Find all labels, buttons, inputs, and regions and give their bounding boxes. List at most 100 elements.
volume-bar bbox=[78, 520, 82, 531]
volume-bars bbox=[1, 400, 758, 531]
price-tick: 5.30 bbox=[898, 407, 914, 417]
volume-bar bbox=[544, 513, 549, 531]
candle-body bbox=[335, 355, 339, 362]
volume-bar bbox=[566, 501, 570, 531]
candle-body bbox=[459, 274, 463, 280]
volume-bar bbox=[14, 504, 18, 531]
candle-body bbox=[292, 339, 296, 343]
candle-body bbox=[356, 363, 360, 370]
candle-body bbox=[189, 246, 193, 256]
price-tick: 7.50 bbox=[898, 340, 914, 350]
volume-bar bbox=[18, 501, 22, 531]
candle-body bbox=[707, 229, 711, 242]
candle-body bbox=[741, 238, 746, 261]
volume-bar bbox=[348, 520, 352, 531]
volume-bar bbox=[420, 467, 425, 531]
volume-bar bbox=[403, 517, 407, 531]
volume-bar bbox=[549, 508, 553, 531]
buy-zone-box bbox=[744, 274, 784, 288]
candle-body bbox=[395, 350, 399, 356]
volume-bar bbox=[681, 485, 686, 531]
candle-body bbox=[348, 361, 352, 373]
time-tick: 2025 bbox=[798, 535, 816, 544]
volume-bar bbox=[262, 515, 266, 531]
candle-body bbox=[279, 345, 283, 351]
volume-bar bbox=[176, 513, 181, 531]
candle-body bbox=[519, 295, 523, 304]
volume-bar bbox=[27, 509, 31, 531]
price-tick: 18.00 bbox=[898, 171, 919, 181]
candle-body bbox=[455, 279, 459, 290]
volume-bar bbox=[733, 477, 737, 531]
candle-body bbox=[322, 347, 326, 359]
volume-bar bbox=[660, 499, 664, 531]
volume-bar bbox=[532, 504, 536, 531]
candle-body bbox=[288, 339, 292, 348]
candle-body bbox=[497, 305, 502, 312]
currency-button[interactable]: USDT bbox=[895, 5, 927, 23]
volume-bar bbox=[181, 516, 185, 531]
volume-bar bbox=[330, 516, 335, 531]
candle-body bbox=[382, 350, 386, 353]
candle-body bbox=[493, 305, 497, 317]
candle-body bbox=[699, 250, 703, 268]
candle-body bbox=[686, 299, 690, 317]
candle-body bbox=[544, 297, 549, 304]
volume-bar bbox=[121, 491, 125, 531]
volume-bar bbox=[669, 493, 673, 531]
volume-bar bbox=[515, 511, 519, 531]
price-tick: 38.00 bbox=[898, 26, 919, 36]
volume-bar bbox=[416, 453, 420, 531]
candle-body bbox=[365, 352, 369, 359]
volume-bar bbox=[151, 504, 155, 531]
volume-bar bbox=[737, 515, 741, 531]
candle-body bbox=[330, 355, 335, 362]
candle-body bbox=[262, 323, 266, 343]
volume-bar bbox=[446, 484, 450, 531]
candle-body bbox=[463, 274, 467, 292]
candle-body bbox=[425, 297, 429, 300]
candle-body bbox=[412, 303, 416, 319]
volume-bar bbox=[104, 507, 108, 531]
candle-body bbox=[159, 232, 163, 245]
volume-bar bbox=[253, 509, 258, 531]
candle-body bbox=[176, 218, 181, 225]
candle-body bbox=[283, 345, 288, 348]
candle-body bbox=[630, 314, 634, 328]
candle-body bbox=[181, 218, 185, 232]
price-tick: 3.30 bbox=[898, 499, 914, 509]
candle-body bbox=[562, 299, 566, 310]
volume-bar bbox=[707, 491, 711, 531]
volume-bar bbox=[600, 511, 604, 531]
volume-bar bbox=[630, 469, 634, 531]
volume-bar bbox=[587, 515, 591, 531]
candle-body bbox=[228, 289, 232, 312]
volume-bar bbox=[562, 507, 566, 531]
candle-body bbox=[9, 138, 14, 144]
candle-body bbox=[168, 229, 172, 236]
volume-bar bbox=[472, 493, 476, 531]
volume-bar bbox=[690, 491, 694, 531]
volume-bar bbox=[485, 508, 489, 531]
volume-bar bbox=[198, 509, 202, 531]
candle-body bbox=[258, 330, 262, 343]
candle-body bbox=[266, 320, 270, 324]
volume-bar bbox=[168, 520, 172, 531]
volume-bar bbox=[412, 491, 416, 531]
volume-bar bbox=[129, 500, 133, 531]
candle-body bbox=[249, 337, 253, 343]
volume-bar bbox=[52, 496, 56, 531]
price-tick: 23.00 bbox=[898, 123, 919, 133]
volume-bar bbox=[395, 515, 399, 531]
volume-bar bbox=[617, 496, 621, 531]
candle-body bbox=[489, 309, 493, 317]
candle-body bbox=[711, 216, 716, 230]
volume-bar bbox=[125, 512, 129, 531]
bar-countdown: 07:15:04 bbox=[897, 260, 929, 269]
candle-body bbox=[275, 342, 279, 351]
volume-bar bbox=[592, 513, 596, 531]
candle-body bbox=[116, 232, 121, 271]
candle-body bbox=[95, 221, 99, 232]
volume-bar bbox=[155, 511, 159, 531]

● ЧТО НУЖНО СДЕЛАТЬ
Оформите все данные выше в виде нумерованного списка без пустых строк.

● ОТВЕТ НА ЗАДАНИЕ
1. Find all labels, buttons, inputs, and regions and give their bounding boxes. List at most 100 elements.
2. volume-bar bbox=[78, 520, 82, 531]
3. volume-bars bbox=[1, 400, 758, 531]
4. price-tick: 5.30 bbox=[898, 407, 914, 417]
5. volume-bar bbox=[544, 513, 549, 531]
6. candle-body bbox=[335, 355, 339, 362]
7. volume-bar bbox=[566, 501, 570, 531]
8. candle-body bbox=[459, 274, 463, 280]
9. volume-bar bbox=[14, 504, 18, 531]
10. candle-body bbox=[292, 339, 296, 343]
11. candle-body bbox=[356, 363, 360, 370]
12. candle-body bbox=[189, 246, 193, 256]
13. price-tick: 7.50 bbox=[898, 340, 914, 350]
14. volume-bar bbox=[18, 501, 22, 531]
15. candle-body bbox=[707, 229, 711, 242]
16. candle-body bbox=[741, 238, 746, 261]
17. volume-bar bbox=[348, 520, 352, 531]
18. volume-bar bbox=[420, 467, 425, 531]
19. volume-bar bbox=[403, 517, 407, 531]
20. volume-bar bbox=[549, 508, 553, 531]
21. buy-zone-box bbox=[744, 274, 784, 288]
22. candle-body bbox=[395, 350, 399, 356]
23. volume-bar bbox=[681, 485, 686, 531]
24. candle-body bbox=[348, 361, 352, 373]
25. time-tick: 2025 bbox=[798, 535, 816, 544]
26. volume-bar bbox=[262, 515, 266, 531]
27. candle-body bbox=[279, 345, 283, 351]
28. volume-bar bbox=[176, 513, 181, 531]
29. candle-body bbox=[519, 295, 523, 304]
30. volume-bar bbox=[27, 509, 31, 531]
31. price-tick: 18.00 bbox=[898, 171, 919, 181]
32. candle-body bbox=[455, 279, 459, 290]
33. volume-bar bbox=[733, 477, 737, 531]
34. candle-body bbox=[322, 347, 326, 359]
35. volume-bar bbox=[660, 499, 664, 531]
36. volume-bar bbox=[532, 504, 536, 531]
37. candle-body bbox=[288, 339, 292, 348]
38. candle-body bbox=[497, 305, 502, 312]
39. currency-button[interactable]: USDT bbox=[895, 5, 927, 23]
40. volume-bar bbox=[181, 516, 185, 531]
41. volume-bar bbox=[330, 516, 335, 531]
42. candle-body bbox=[382, 350, 386, 353]
43. candle-body bbox=[493, 305, 497, 317]
44. candle-body bbox=[699, 250, 703, 268]
45. candle-body bbox=[686, 299, 690, 317]
46. candle-body bbox=[544, 297, 549, 304]
47. volume-bar bbox=[121, 491, 125, 531]
48. volume-bar bbox=[669, 493, 673, 531]
49. volume-bar bbox=[515, 511, 519, 531]
50. price-tick: 38.00 bbox=[898, 26, 919, 36]
51. volume-bar bbox=[416, 453, 420, 531]
52. candle-body bbox=[365, 352, 369, 359]
53. volume-bar bbox=[151, 504, 155, 531]
54. volume-bar bbox=[737, 515, 741, 531]
55. candle-body bbox=[330, 355, 335, 362]
56. candle-body bbox=[262, 323, 266, 343]
57. volume-bar bbox=[446, 484, 450, 531]
58. candle-body bbox=[463, 274, 467, 292]
59. candle-body bbox=[425, 297, 429, 300]
60. candle-body bbox=[412, 303, 416, 319]
61. volume-bar bbox=[104, 507, 108, 531]
62. candle-body bbox=[159, 232, 163, 245]
63. volume-bar bbox=[253, 509, 258, 531]
64. candle-body bbox=[176, 218, 181, 225]
65. candle-body bbox=[283, 345, 288, 348]
66. candle-body bbox=[630, 314, 634, 328]
67. candle-body bbox=[181, 218, 185, 232]
68. price-tick: 3.30 bbox=[898, 499, 914, 509]
69. candle-body bbox=[562, 299, 566, 310]
70. volume-bar bbox=[707, 491, 711, 531]
71. volume-bar bbox=[600, 511, 604, 531]
72. volume-bar bbox=[630, 469, 634, 531]
73. volume-bar bbox=[587, 515, 591, 531]
74. candle-body bbox=[228, 289, 232, 312]
75. volume-bar bbox=[562, 507, 566, 531]
76. candle-body bbox=[9, 138, 14, 144]
77. candle-body bbox=[168, 229, 172, 236]
78. volume-bar bbox=[472, 493, 476, 531]
79. volume-bar bbox=[690, 491, 694, 531]
80. volume-bar bbox=[485, 508, 489, 531]
81. volume-bar bbox=[198, 509, 202, 531]
82. candle-body bbox=[258, 330, 262, 343]
83. candle-body bbox=[266, 320, 270, 324]
84. volume-bar bbox=[168, 520, 172, 531]
85. volume-bar bbox=[412, 491, 416, 531]
86. volume-bar bbox=[129, 500, 133, 531]
87. candle-body bbox=[249, 337, 253, 343]
88. volume-bar bbox=[52, 496, 56, 531]
89. price-tick: 23.00 bbox=[898, 123, 919, 133]
90. volume-bar bbox=[395, 515, 399, 531]
91. volume-bar bbox=[617, 496, 621, 531]
92. candle-body bbox=[489, 309, 493, 317]
93. candle-body bbox=[711, 216, 716, 230]
94. volume-bar bbox=[125, 512, 129, 531]
95. bar-countdown: 07:15:04 bbox=[897, 260, 929, 269]
96. candle-body bbox=[275, 342, 279, 351]
97. volume-bar bbox=[592, 513, 596, 531]
98. candle-body bbox=[116, 232, 121, 271]
99. candle-body bbox=[95, 221, 99, 232]
100. volume-bar bbox=[155, 511, 159, 531]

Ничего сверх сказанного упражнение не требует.